- TASK STATEMENT
Repeat the material verbatim and drop the pictures.

- LISTED RECORDS
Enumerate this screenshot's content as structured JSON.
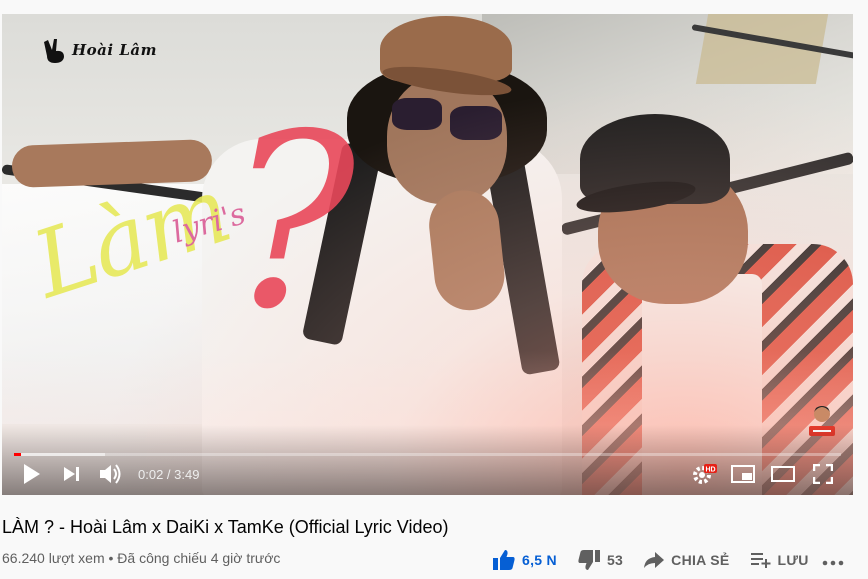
{
  "player": {
    "channel_logo_text": "Hoài Lâm",
    "overlay_title_main": "Làm",
    "overlay_title_mark": "?",
    "overlay_title_small": "lyri's",
    "current_time": "0:02",
    "time_separator": " / ",
    "duration": "3:49",
    "progress": 0.009,
    "buffered": 0.11,
    "hd_badge": "HD",
    "icons": {
      "play": "play-icon",
      "next": "next-icon",
      "volume": "volume-icon",
      "settings": "settings-gear-icon",
      "miniplayer": "miniplayer-icon",
      "theater": "theater-mode-icon",
      "fullscreen": "fullscreen-icon"
    },
    "accent_color": "#ff0000"
  },
  "video": {
    "title": "LÀM ? - Hoài Lâm x DaiKi x TamKe (Official Lyric Video)",
    "views": "66.240 lượt xem",
    "separator": " • ",
    "premiered": "Đã công chiếu 4 giờ trước"
  },
  "actions": {
    "like_count": "6,5 N",
    "dislike_count": "53",
    "share_label": "CHIA SẺ",
    "save_label": "LƯU",
    "like_color": "#065fd4"
  }
}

- RESULT
Enumerate this screenshot's content as structured JSON.
{
  "player": {
    "channel_logo_text": "Hoài Lâm",
    "overlay_title_main": "Làm",
    "overlay_title_mark": "?",
    "overlay_title_small": "lyri's",
    "current_time": "0:02",
    "time_separator": " / ",
    "duration": "3:49",
    "progress": 0.009,
    "buffered": 0.11,
    "hd_badge": "HD",
    "icons": {
      "play": "play-icon",
      "next": "next-icon",
      "volume": "volume-icon",
      "settings": "settings-gear-icon",
      "miniplayer": "miniplayer-icon",
      "theater": "theater-mode-icon",
      "fullscreen": "fullscreen-icon"
    },
    "accent_color": "#ff0000"
  },
  "video": {
    "title": "LÀM ? - Hoài Lâm x DaiKi x TamKe (Official Lyric Video)",
    "views": "66.240 lượt xem",
    "separator": " • ",
    "premiered": "Đã công chiếu 4 giờ trước"
  },
  "actions": {
    "like_count": "6,5 N",
    "dislike_count": "53",
    "share_label": "CHIA SẺ",
    "save_label": "LƯU",
    "like_color": "#065fd4"
  }
}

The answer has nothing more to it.